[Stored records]
=-=-=
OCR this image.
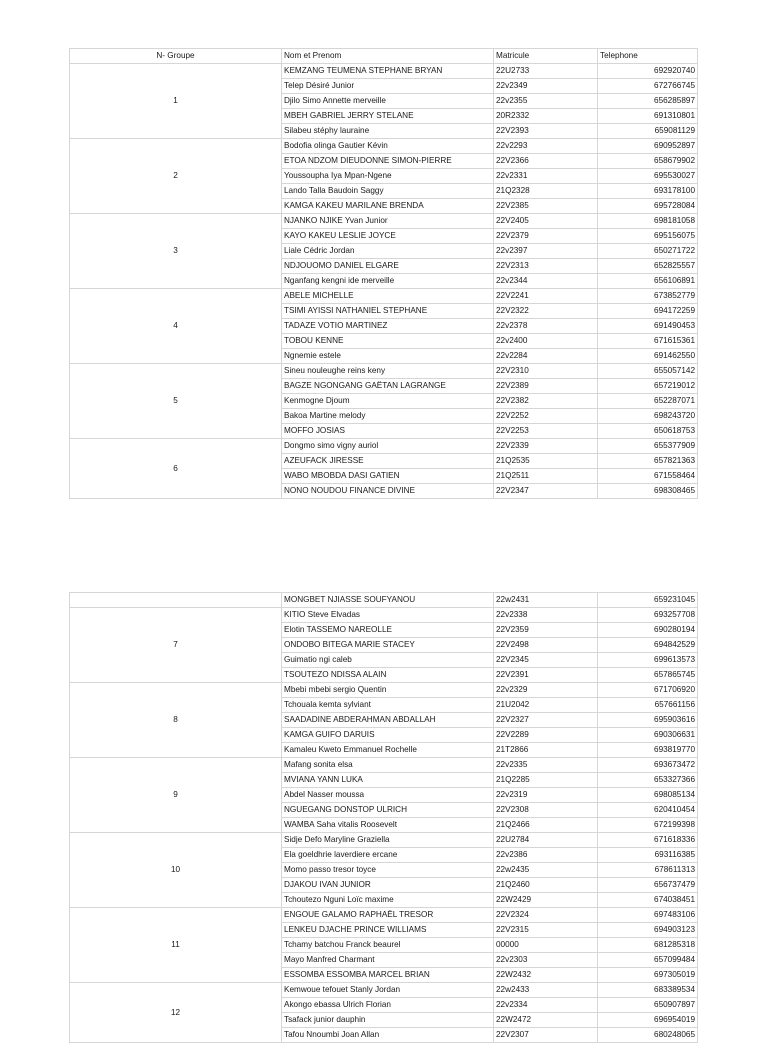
N- Groupe	Nom et Prenom	Matricule	Telephone
1	KEMZANG TEUMENA STEPHANE BRYAN	22U2733	692920740
	Telep Désiré Junior	22v2349	672766745
	Djilo Simo Annette merveille	22v2355	656285897
	MBEH GABRIEL JERRY STELANE	20R2332	691310801
	Silabeu stéphy lauraine	22V2393	659081129
2	Bodofia olinga Gautier Kévin	22v2293	690952897
	ETOA NDZOM DIEUDONNE SIMON-PIERRE	22V2366	658679902
	Youssoupha Iya Mpan-Ngene	22v2331	695530027
	Lando Talla Baudoin Saggy	21Q2328	693178100
	KAMGA KAKEU MARILANE BRENDA	22V2385	695728084
3	NJANKO NJIKE Yvan Junior	22V2405	698181058
	KAYO KAKEU LESLIE JOYCE	22V2379	695156075
	Liale Cédric Jordan	22v2397	650271722
	NDJOUOMO DANIEL ELGARE	22V2313	652825557
	Nganfang kengni ide merveille	22v2344	656106891
4	ABELE MICHELLE	22V2241	673852779
	TSIMI AYISSI NATHANIEL STEPHANE	22V2322	694172259
	TADAZE VOTIO MARTINEZ	22v2378	691490453
	TOBOU KENNE	22v2400	671615361
	Ngnemie estele	22v2284	691462550
5	Sineu nouleughe reins keny	22V2310	655057142
	BAGZE NGONGANG GAËTAN LAGRANGE	22V2389	657219012
	Kenmogne Djoum	22V2382	652287071
	Bakoa Martine melody	22V2252	698243720
	MOFFO JOSIAS	22V2253	650618753
6	Dongmo simo vigny auriol	22V2339	655377909
	AZEUFACK JIRESSE	21Q2535	657821363
	WABO MBOBDA DASI GATIEN	21Q2511	671558464
	NONO NOUDOU FINANCE DIVINE	22V2347	698308465
	MONGBET NJIASSE SOUFYANOU	22w2431	659231045
7	KITIO Steve Elvadas	22v2338	693257708
	Elotin TASSEMO NAREOLLE	22V2359	690280194
	ONDOBO BITEGA MARIE STACEY	22V2498	694842529
	Guimatio ngi caleb	22V2345	699613573
	TSOUTEZO NDISSA ALAIN	22V2391	657865745
8	Mbebi mbebi sergio Quentin	22v2329	671706920
	Tchouala kemta sylviant	21U2042	657661156
	SAADADINE ABDERAHMAN ABDALLAH	22V2327	695903616
	KAMGA GUIFO DARUIS	22V2289	690306631
	Kamaleu Kweto Emmanuel Rochelle	21T2866	693819770
9	Mafang sonita elsa	22v2335	693673472
	MVIANA YANN LUKA	21Q2285	653327366
	Abdel Nasser moussa	22v2319	698085134
	NGUEGANG DONSTOP ULRICH	22V2308	620410454
	WAMBA Saha vitalis Roosevelt	21Q2466	672199398
10	Sidje Defo Maryline Graziella	22U2784	671618336
	Ela goeldhrie laverdiere ercane	22v2386	693116385
	Momo passo tresor toyce	22w2435	678611313
	DJAKOU IVAN JUNIOR	21Q2460	656737479
	Tchoutezo Nguni Loïc maxime	22W2429	674038451
11	ENGOUE GALAMO RAPHAËL TRESOR	22V2324	697483106
	LENKEU DJACHE PRINCE WILLIAMS	22V2315	694903123
	Tchamy batchou Franck beaurel	00000	681285318
	Mayo Manfred Charmant	22v2303	657099484
	ESSOMBA ESSOMBA MARCEL BRIAN	22W2432	697305019
12	Kemwoue tefouet Stanly Jordan	22w2433	683389534
	Akongo ebassa Ulrich Florian	22v2334	650907897
	Tsafack junior dauphin	22W2472	696954019
	Tafou Nnoumbi Joan Allan	22V2307	680248065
=-=-=
**Work instructions:** From the records given above, reproduce all text exactly and exclude each picture.

**The response:**
OCR this image.
N- Groupe	Nom et Prenom	Matricule	Telephone
1	KEMZANG TEUMENA STEPHANE BRYAN	22U2733	692920740
	Telep Désiré Junior	22v2349	672766745
	Djilo Simo Annette merveille	22v2355	656285897
	MBEH GABRIEL JERRY STELANE	20R2332	691310801
	Silabeu stéphy lauraine	22V2393	659081129
2	Bodofia olinga Gautier Kévin	22v2293	690952897
	ETOA NDZOM DIEUDONNE SIMON-PIERRE	22V2366	658679902
	Youssoupha Iya Mpan-Ngene	22v2331	695530027
	Lando Talla Baudoin Saggy	21Q2328	693178100
	KAMGA KAKEU MARILANE BRENDA	22V2385	695728084
3	NJANKO NJIKE Yvan Junior	22V2405	698181058
	KAYO KAKEU LESLIE JOYCE	22V2379	695156075
	Liale Cédric Jordan	22v2397	650271722
	NDJOUOMO DANIEL ELGARE	22V2313	652825557
	Nganfang kengni ide merveille	22v2344	656106891
4	ABELE MICHELLE	22V2241	673852779
	TSIMI AYISSI NATHANIEL STEPHANE	22V2322	694172259
	TADAZE VOTIO MARTINEZ	22v2378	691490453
	TOBOU KENNE	22v2400	671615361
	Ngnemie estele	22v2284	691462550
5	Sineu nouleughe reins keny	22V2310	655057142
	BAGZE NGONGANG GAËTAN LAGRANGE	22V2389	657219012
	Kenmogne Djoum	22V2382	652287071
	Bakoa Martine melody	22V2252	698243720
	MOFFO JOSIAS	22V2253	650618753
6	Dongmo simo vigny auriol	22V2339	655377909
	AZEUFACK JIRESSE	21Q2535	657821363
	WABO MBOBDA DASI GATIEN	21Q2511	671558464
	NONO NOUDOU FINANCE DIVINE	22V2347	698308465
	MONGBET NJIASSE SOUFYANOU	22w2431	659231045
7	KITIO Steve Elvadas	22v2338	693257708
	Elotin TASSEMO NAREOLLE	22V2359	690280194
	ONDOBO BITEGA MARIE STACEY	22V2498	694842529
	Guimatio ngi caleb	22V2345	699613573
	TSOUTEZO NDISSA ALAIN	22V2391	657865745
8	Mbebi mbebi sergio Quentin	22v2329	671706920
	Tchouala kemta sylviant	21U2042	657661156
	SAADADINE ABDERAHMAN ABDALLAH	22V2327	695903616
	KAMGA GUIFO DARUIS	22V2289	690306631
	Kamaleu Kweto Emmanuel Rochelle	21T2866	693819770
9	Mafang sonita elsa	22v2335	693673472
	MVIANA YANN LUKA	21Q2285	653327366
	Abdel Nasser moussa	22v2319	698085134
	NGUEGANG DONSTOP ULRICH	22V2308	620410454
	WAMBA Saha vitalis Roosevelt	21Q2466	672199398
10	Sidje Defo Maryline Graziella	22U2784	671618336
	Ela goeldhrie laverdiere ercane	22v2386	693116385
	Momo passo tresor toyce	22w2435	678611313
	DJAKOU IVAN JUNIOR	21Q2460	656737479
	Tchoutezo Nguni Loïc maxime	22W2429	674038451
11	ENGOUE GALAMO RAPHAËL TRESOR	22V2324	697483106
	LENKEU DJACHE PRINCE WILLIAMS	22V2315	694903123
	Tchamy batchou Franck beaurel	00000	681285318
	Mayo Manfred Charmant	22v2303	657099484
	ESSOMBA ESSOMBA MARCEL BRIAN	22W2432	697305019
12	Kemwoue tefouet Stanly Jordan	22w2433	683389534
	Akongo ebassa Ulrich Florian	22v2334	650907897
	Tsafack junior dauphin	22W2472	696954019
	Tafou Nnoumbi Joan Allan	22V2307	680248065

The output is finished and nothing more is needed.